Can you give back only the items between the line holding "day-number: 10 [662, 194, 768, 211]" and the line holding "387, 343, 447]", inclusive, substituting "info-line" for each "detail-line" and changing nothing else?
* begin Records shown *
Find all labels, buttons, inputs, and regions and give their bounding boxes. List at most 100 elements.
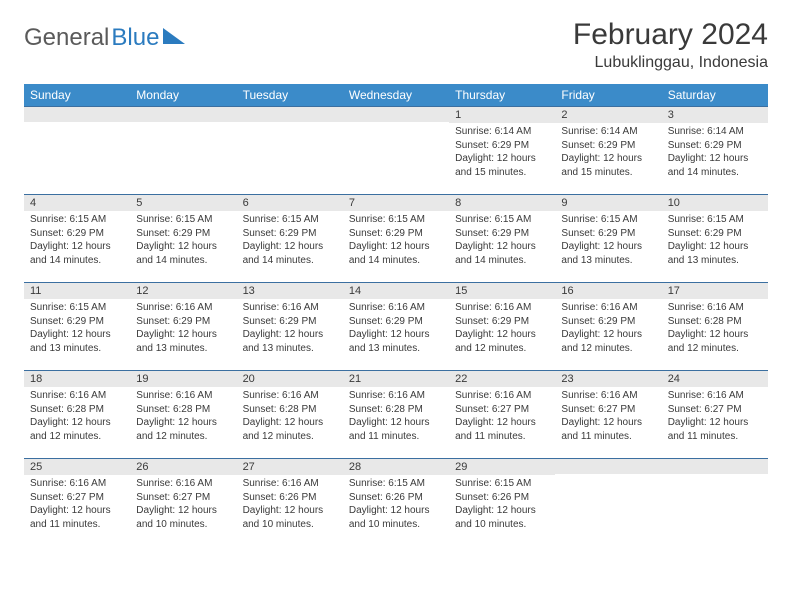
day-number: 10 [662, 194, 768, 211]
day-number: 15 [449, 282, 555, 299]
detail-line: Daylight: 12 hours [668, 328, 762, 342]
detail-line: Sunset: 6:29 PM [455, 227, 549, 241]
day-number [662, 458, 768, 474]
col-thursday: Thursday [449, 84, 555, 106]
detail-line: Daylight: 12 hours [30, 504, 124, 518]
detail-line: Sunrise: 6:15 AM [455, 477, 549, 491]
detail-line: Sunset: 6:28 PM [243, 403, 337, 417]
detail-line: and 15 minutes. [561, 166, 655, 180]
detail-line: Daylight: 12 hours [668, 416, 762, 430]
detail-line: Sunset: 6:29 PM [243, 315, 337, 329]
detail-line: Sunset: 6:29 PM [30, 227, 124, 241]
day-details: Sunrise: 6:16 AMSunset: 6:26 PMDaylight:… [237, 475, 343, 535]
day-cell: 16Sunrise: 6:16 AMSunset: 6:29 PMDayligh… [555, 282, 661, 370]
day-details [24, 122, 130, 182]
day-cell: 22Sunrise: 6:16 AMSunset: 6:27 PMDayligh… [449, 370, 555, 458]
day-details: Sunrise: 6:16 AMSunset: 6:29 PMDaylight:… [343, 299, 449, 359]
day-cell: 15Sunrise: 6:16 AMSunset: 6:29 PMDayligh… [449, 282, 555, 370]
day-number [555, 458, 661, 474]
day-number: 2 [555, 106, 661, 123]
day-number: 19 [130, 370, 236, 387]
detail-line: Sunrise: 6:15 AM [243, 213, 337, 227]
day-cell: 17Sunrise: 6:16 AMSunset: 6:28 PMDayligh… [662, 282, 768, 370]
day-number: 16 [555, 282, 661, 299]
detail-line: Sunset: 6:29 PM [561, 139, 655, 153]
calendar-body: 1Sunrise: 6:14 AMSunset: 6:29 PMDaylight… [24, 106, 768, 546]
detail-line: Sunrise: 6:16 AM [243, 477, 337, 491]
day-number: 27 [237, 458, 343, 475]
day-cell: 1Sunrise: 6:14 AMSunset: 6:29 PMDaylight… [449, 106, 555, 194]
detail-line: and 13 minutes. [561, 254, 655, 268]
detail-line: Daylight: 12 hours [243, 240, 337, 254]
day-number: 12 [130, 282, 236, 299]
page-header: GeneralBlue February 2024 Lubuklinggau, … [24, 18, 768, 72]
day-details: Sunrise: 6:16 AMSunset: 6:28 PMDaylight:… [237, 387, 343, 447]
detail-line: Daylight: 12 hours [561, 328, 655, 342]
detail-line: Daylight: 12 hours [349, 416, 443, 430]
detail-line: Sunrise: 6:16 AM [561, 301, 655, 315]
day-number: 8 [449, 194, 555, 211]
day-number: 23 [555, 370, 661, 387]
detail-line: Sunrise: 6:15 AM [349, 477, 443, 491]
detail-line: Sunrise: 6:16 AM [136, 477, 230, 491]
detail-line: and 14 minutes. [349, 254, 443, 268]
detail-line: Daylight: 12 hours [136, 416, 230, 430]
day-cell: 19Sunrise: 6:16 AMSunset: 6:28 PMDayligh… [130, 370, 236, 458]
day-cell: 10Sunrise: 6:15 AMSunset: 6:29 PMDayligh… [662, 194, 768, 282]
day-details: Sunrise: 6:15 AMSunset: 6:29 PMDaylight:… [662, 211, 768, 271]
week-row: 1Sunrise: 6:14 AMSunset: 6:29 PMDaylight… [24, 106, 768, 194]
detail-line: Daylight: 12 hours [30, 416, 124, 430]
day-details: Sunrise: 6:15 AMSunset: 6:26 PMDaylight:… [343, 475, 449, 535]
day-cell: 6Sunrise: 6:15 AMSunset: 6:29 PMDaylight… [237, 194, 343, 282]
day-number: 9 [555, 194, 661, 211]
detail-line: Sunrise: 6:16 AM [136, 301, 230, 315]
day-cell: 7Sunrise: 6:15 AMSunset: 6:29 PMDaylight… [343, 194, 449, 282]
day-cell [662, 458, 768, 546]
day-cell: 24Sunrise: 6:16 AMSunset: 6:27 PMDayligh… [662, 370, 768, 458]
detail-line: and 11 minutes. [30, 518, 124, 532]
day-number: 25 [24, 458, 130, 475]
day-details [130, 122, 236, 182]
detail-line: Daylight: 12 hours [243, 328, 337, 342]
detail-line: Sunrise: 6:15 AM [668, 213, 762, 227]
day-details: Sunrise: 6:15 AMSunset: 6:29 PMDaylight:… [24, 211, 130, 271]
day-number [130, 106, 236, 122]
detail-line: Sunrise: 6:14 AM [455, 125, 549, 139]
day-details: Sunrise: 6:16 AMSunset: 6:29 PMDaylight:… [130, 299, 236, 359]
day-cell: 25Sunrise: 6:16 AMSunset: 6:27 PMDayligh… [24, 458, 130, 546]
detail-line: Sunset: 6:29 PM [455, 315, 549, 329]
detail-line: and 13 minutes. [30, 342, 124, 356]
title-block: February 2024 Lubuklinggau, Indonesia [573, 18, 768, 72]
detail-line: and 13 minutes. [243, 342, 337, 356]
detail-line: Sunrise: 6:16 AM [243, 389, 337, 403]
day-details: Sunrise: 6:14 AMSunset: 6:29 PMDaylight:… [555, 123, 661, 183]
day-number: 13 [237, 282, 343, 299]
day-details: Sunrise: 6:16 AMSunset: 6:28 PMDaylight:… [662, 299, 768, 359]
detail-line: Sunset: 6:29 PM [30, 315, 124, 329]
day-cell: 21Sunrise: 6:16 AMSunset: 6:28 PMDayligh… [343, 370, 449, 458]
detail-line: Sunrise: 6:15 AM [561, 213, 655, 227]
day-number: 17 [662, 282, 768, 299]
day-number [237, 106, 343, 122]
detail-line: Daylight: 12 hours [30, 328, 124, 342]
day-number: 21 [343, 370, 449, 387]
detail-line: and 12 minutes. [136, 430, 230, 444]
detail-line: Sunrise: 6:16 AM [561, 389, 655, 403]
day-details: Sunrise: 6:15 AMSunset: 6:26 PMDaylight:… [449, 475, 555, 535]
detail-line: Sunset: 6:26 PM [243, 491, 337, 505]
col-wednesday: Wednesday [343, 84, 449, 106]
day-cell: 28Sunrise: 6:15 AMSunset: 6:26 PMDayligh… [343, 458, 449, 546]
day-details: Sunrise: 6:15 AMSunset: 6:29 PMDaylight:… [130, 211, 236, 271]
detail-line: Sunset: 6:29 PM [668, 139, 762, 153]
detail-line: Sunrise: 6:16 AM [30, 477, 124, 491]
detail-line: Daylight: 12 hours [668, 240, 762, 254]
day-cell: 2Sunrise: 6:14 AMSunset: 6:29 PMDaylight… [555, 106, 661, 194]
detail-line: Sunset: 6:27 PM [136, 491, 230, 505]
col-saturday: Saturday [662, 84, 768, 106]
day-number: 28 [343, 458, 449, 475]
detail-line: Sunrise: 6:14 AM [668, 125, 762, 139]
detail-line: Sunset: 6:26 PM [455, 491, 549, 505]
detail-line: Sunrise: 6:16 AM [668, 301, 762, 315]
week-row: 18Sunrise: 6:16 AMSunset: 6:28 PMDayligh… [24, 370, 768, 458]
day-number: 18 [24, 370, 130, 387]
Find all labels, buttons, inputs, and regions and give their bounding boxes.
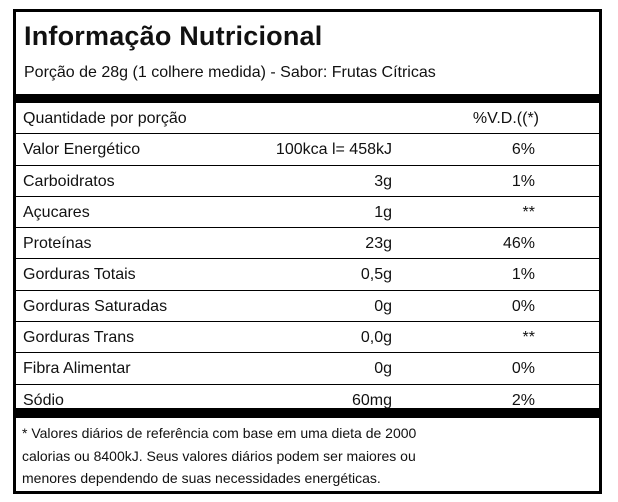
label-title: Informação Nutricional (24, 21, 323, 51)
footnote-line: * Valores diários de referência com base… (22, 425, 417, 441)
nutrient-quantity: 100kca l= 458kJ (275, 141, 392, 159)
divider-thick-top (16, 94, 599, 103)
table-row: Valor Energético 100kca l= 458kJ 6% (16, 134, 599, 166)
table-row: Açucares 1g ** (16, 197, 599, 229)
divider-thick-bottom (16, 408, 599, 418)
nutrition-facts-label: Informação Nutricional Porção de 28g (1 … (13, 9, 602, 494)
nutrient-vd: ** (522, 329, 535, 347)
nutrient-vd: 0% (511, 297, 535, 315)
nutrient-quantity: 23g (365, 235, 392, 253)
nutrient-name: Sódio (23, 391, 64, 409)
nutrient-quantity: 3g (374, 172, 392, 190)
nutrient-name: Proteínas (23, 235, 92, 253)
footnote-line: calorias ou 8400kJ. Seus valores diários… (22, 447, 416, 464)
header-vd-label: %V.D.((*) (472, 110, 539, 127)
nutrient-name: Valor Energético (23, 141, 141, 159)
nutrient-vd: 46% (502, 235, 535, 253)
table-row: Proteínas 23g 46% (16, 228, 599, 260)
nutrient-name: Gorduras Totais (23, 266, 136, 284)
nutrient-name: Açucares (23, 203, 90, 221)
nutrient-vd: ** (522, 203, 535, 221)
nutrient-name: Gorduras Trans (23, 329, 135, 347)
table-row: Gorduras Totais 0,5g 1% (16, 259, 599, 291)
nutrient-vd: 1% (511, 266, 535, 284)
nutrient-quantity: 0,5g (360, 266, 392, 284)
nutrient-vd: 1% (511, 172, 535, 190)
nutrient-vd: 2% (511, 391, 535, 409)
table-header-row: Quantidade por porção %V.D.((*) (16, 103, 599, 135)
nutrient-quantity: 0,0g (360, 329, 392, 347)
table-row: Gorduras Saturadas 0g 0% (16, 291, 599, 323)
nutrient-vd: 6% (511, 141, 535, 159)
table-row: Sódio 60mg 2% (16, 385, 599, 415)
portion-info: Porção de 28g (1 colhere medida) - Sabor… (24, 64, 436, 81)
table-row: Carboidratos 3g 1% (16, 166, 599, 197)
nutrient-table: Quantidade por porção %V.D.((*) Valor En… (16, 103, 599, 415)
table-row: Gorduras Trans 0,0g ** (16, 322, 599, 354)
nutrient-quantity: 60mg (351, 391, 392, 409)
nutrient-name: Gorduras Saturadas (23, 297, 168, 315)
table-row: Fibra Alimentar 0g 0% (16, 353, 599, 385)
header-quantity-label: Quantidade por porção (23, 110, 187, 127)
nutrient-name: Carboidratos (23, 172, 115, 190)
nutrient-vd: 0% (511, 360, 535, 378)
nutrient-quantity: 0g (374, 360, 392, 378)
footnote-line: menores dependendo de suas necessidades … (22, 470, 381, 486)
nutrient-quantity: 0g (374, 297, 392, 315)
nutrient-quantity: 1g (374, 203, 392, 221)
footnote: * Valores diários de referência com base… (22, 422, 592, 490)
nutrient-name: Fibra Alimentar (23, 360, 131, 378)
* end Records shown *
- _Written solution_:
day-number: 10 [662, 194, 768, 211]
day-number: 15 [449, 282, 555, 299]
info-line: Daylight: 12 hours [668, 328, 762, 342]
info-line: Sunset: 6:29 PM [455, 227, 549, 241]
day-number [662, 458, 768, 474]
col-thursday: Thursday [449, 84, 555, 106]
info-line: Daylight: 12 hours [30, 504, 124, 518]
info-line: Sunrise: 6:15 AM [455, 477, 549, 491]
info-line: Sunset: 6:28 PM [243, 403, 337, 417]
info-line: and 15 minutes. [561, 166, 655, 180]
info-line: Daylight: 12 hours [668, 416, 762, 430]
info-line: Sunset: 6:29 PM [243, 315, 337, 329]
info-line: Sunset: 6:29 PM [30, 227, 124, 241]
day-details: Sunrise: 6:16 AMSunset: 6:26 PMDaylight:… [237, 475, 343, 535]
day-cell: 16Sunrise: 6:16 AMSunset: 6:29 PMDayligh… [555, 282, 661, 370]
day-details [24, 122, 130, 182]
day-cell: 22Sunrise: 6:16 AMSunset: 6:27 PMDayligh… [449, 370, 555, 458]
day-details: Sunrise: 6:16 AMSunset: 6:29 PMDaylight:… [343, 299, 449, 359]
day-cell: 15Sunrise: 6:16 AMSunset: 6:29 PMDayligh… [449, 282, 555, 370]
day-number [555, 458, 661, 474]
day-number: 2 [555, 106, 661, 123]
day-number: 19 [130, 370, 236, 387]
info-line: Sunrise: 6:15 AM [243, 213, 337, 227]
day-cell: 17Sunrise: 6:16 AMSunset: 6:28 PMDayligh… [662, 282, 768, 370]
day-number: 16 [555, 282, 661, 299]
info-line: Sunset: 6:29 PM [561, 139, 655, 153]
calendar-body: 1Sunrise: 6:14 AMSunset: 6:29 PMDaylight… [24, 106, 768, 546]
info-line: Sunrise: 6:16 AM [243, 477, 337, 491]
day-number: 27 [237, 458, 343, 475]
day-cell: 1Sunrise: 6:14 AMSunset: 6:29 PMDaylight… [449, 106, 555, 194]
info-line: and 13 minutes. [561, 254, 655, 268]
info-line: Daylight: 12 hours [243, 240, 337, 254]
day-number: 12 [130, 282, 236, 299]
page-header: GeneralBlue February 2024 Lubuklinggau, … [24, 18, 768, 72]
day-details: Sunrise: 6:16 AMSunset: 6:28 PMDaylight:… [237, 387, 343, 447]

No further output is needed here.